--- Start Dataset rows ---
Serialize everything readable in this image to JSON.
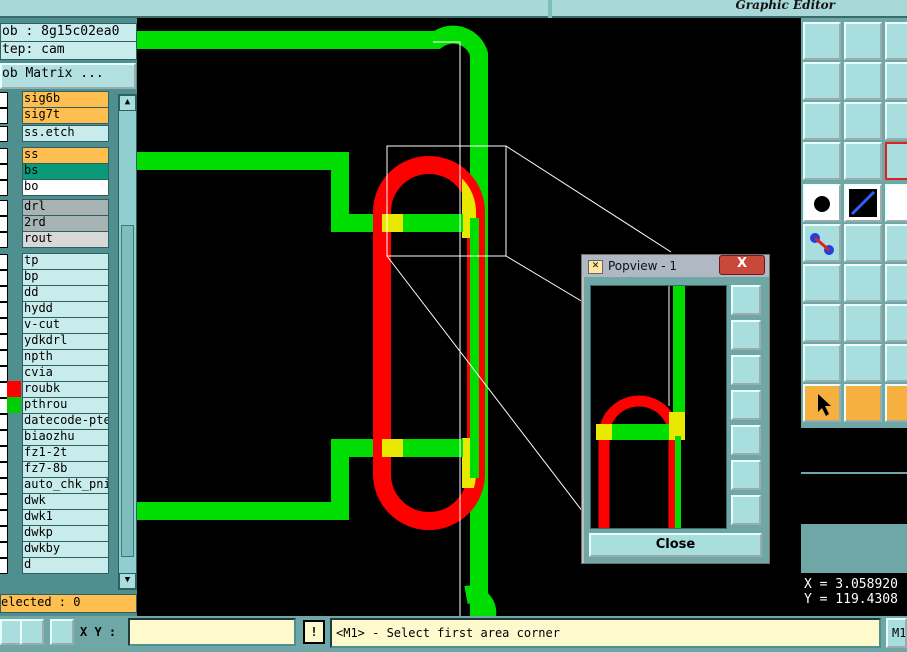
{
  "header": {
    "editor_label": "Graphic Editor"
  },
  "left_panel": {
    "job": "ob : 8g15c02ea0",
    "step": "tep: cam",
    "matrix_button": "ob Matrix ...",
    "layers": [
      {
        "name": "sig6b",
        "color": "#ffbe50"
      },
      {
        "name": "sig7t",
        "color": "#ffbe50"
      },
      {
        "name": "ss.etch",
        "color": "#c8ecec"
      },
      {
        "name": "ss",
        "color": "#ffbe50"
      },
      {
        "name": "bs",
        "color": "#0a9a7a"
      },
      {
        "name": "bo",
        "color": "#ffffff"
      },
      {
        "name": "drl",
        "color": "#a8b4b4"
      },
      {
        "name": "2rd",
        "color": "#a8b4b4"
      },
      {
        "name": "rout",
        "color": "#d8d8d8"
      },
      {
        "name": "tp",
        "color": "#c8ecec"
      },
      {
        "name": "bp",
        "color": "#c8ecec"
      },
      {
        "name": "dd",
        "color": "#c8ecec"
      },
      {
        "name": "hydd",
        "color": "#c8ecec"
      },
      {
        "name": "v-cut",
        "color": "#c8ecec"
      },
      {
        "name": "ydkdrl",
        "color": "#c8ecec"
      },
      {
        "name": "npth",
        "color": "#c8ecec"
      },
      {
        "name": "cvia",
        "color": "#c8ecec"
      },
      {
        "name": "roubk",
        "color": "#c8ecec",
        "swatch": "#ff0000"
      },
      {
        "name": "pthrou",
        "color": "#c8ecec",
        "swatch": "#00cc00"
      },
      {
        "name": "datecode-pte",
        "color": "#c8ecec"
      },
      {
        "name": "biaozhu",
        "color": "#c8ecec"
      },
      {
        "name": "fz1-2t",
        "color": "#c8ecec"
      },
      {
        "name": "fz7-8b",
        "color": "#c8ecec"
      },
      {
        "name": "auto_chk_pni",
        "color": "#c8ecec"
      },
      {
        "name": "dwk",
        "color": "#c8ecec"
      },
      {
        "name": "dwk1",
        "color": "#c8ecec"
      },
      {
        "name": "dwkp",
        "color": "#c8ecec"
      },
      {
        "name": "dwkby",
        "color": "#c8ecec"
      },
      {
        "name": "d",
        "color": "#c8ecec"
      }
    ],
    "selected": "elected : 0"
  },
  "popview": {
    "title": "Popview - 1",
    "close_x": "X",
    "close_button": "Close"
  },
  "right_panel": {
    "coord_x": "X = 3.058920",
    "coord_y": "Y = 119.4308"
  },
  "bottom_bar": {
    "xy_label": "X Y :",
    "xy_value": "",
    "excl": "!",
    "status": "<M1> - Select first area corner",
    "m_button": "M1"
  },
  "colors": {
    "trace_green": "#00dd00",
    "rout_red": "#ff0000",
    "overlap": "#e8e800"
  }
}
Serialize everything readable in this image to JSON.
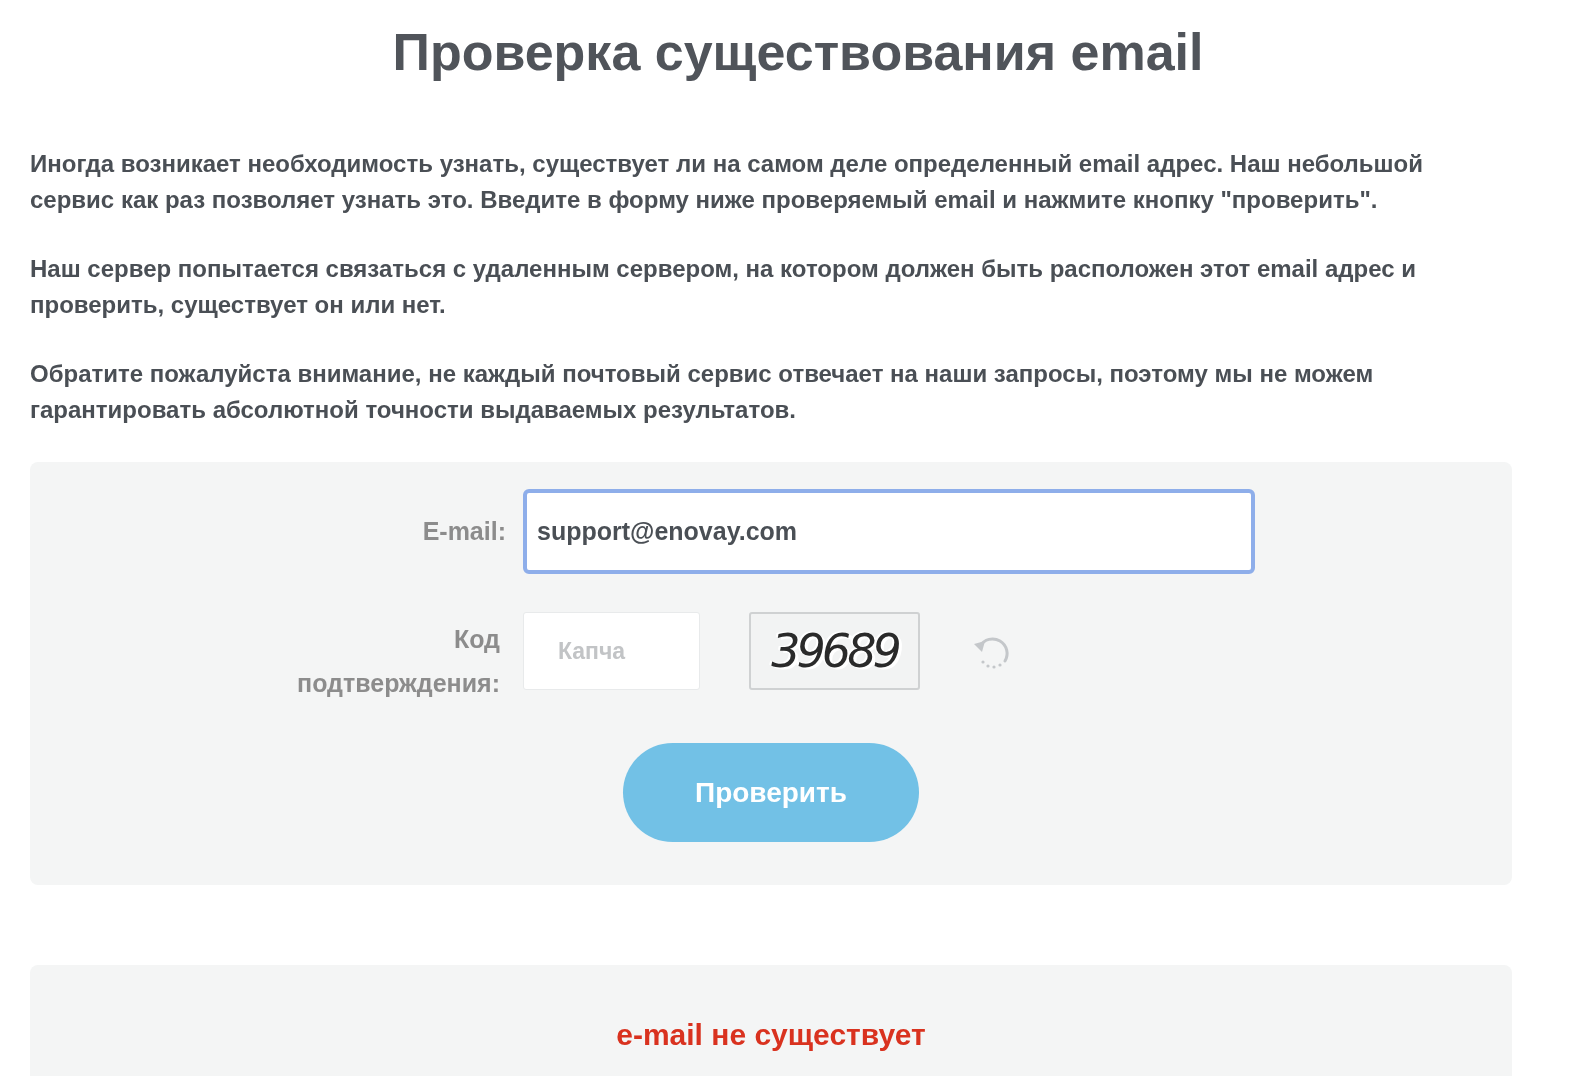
{
  "title": "Проверка существования email",
  "paragraphs": [
    "Иногда возникает необходимость узнать, существует ли на самом деле определенный email адрес. Наш небольшой сервис как раз позволяет узнать это. Введите в форму ниже проверяемый email и нажмите кнопку \"проверить\".",
    "Наш сервер попытается связаться с удаленным сервером, на котором должен быть расположен этот email адрес и проверить, существует он или нет.",
    "Обратите пожалуйста внимание, не каждый почтовый сервис отвечает на наши запросы, поэтому мы не можем гарантировать абсолютной точности выдаваемых результатов."
  ],
  "form": {
    "email": {
      "label": "E-mail:",
      "value": "support@enovay.com",
      "focused": true
    },
    "captcha": {
      "label": "Код подтверждения:",
      "placeholder": "Капча",
      "image_text": "39689"
    },
    "submit": "Проверить"
  },
  "result": {
    "text": "e-mail не существует",
    "exists": false
  }
}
--- End Dataset rows ---
What is the number of lines that contain "email"? Reply with that number alone.

4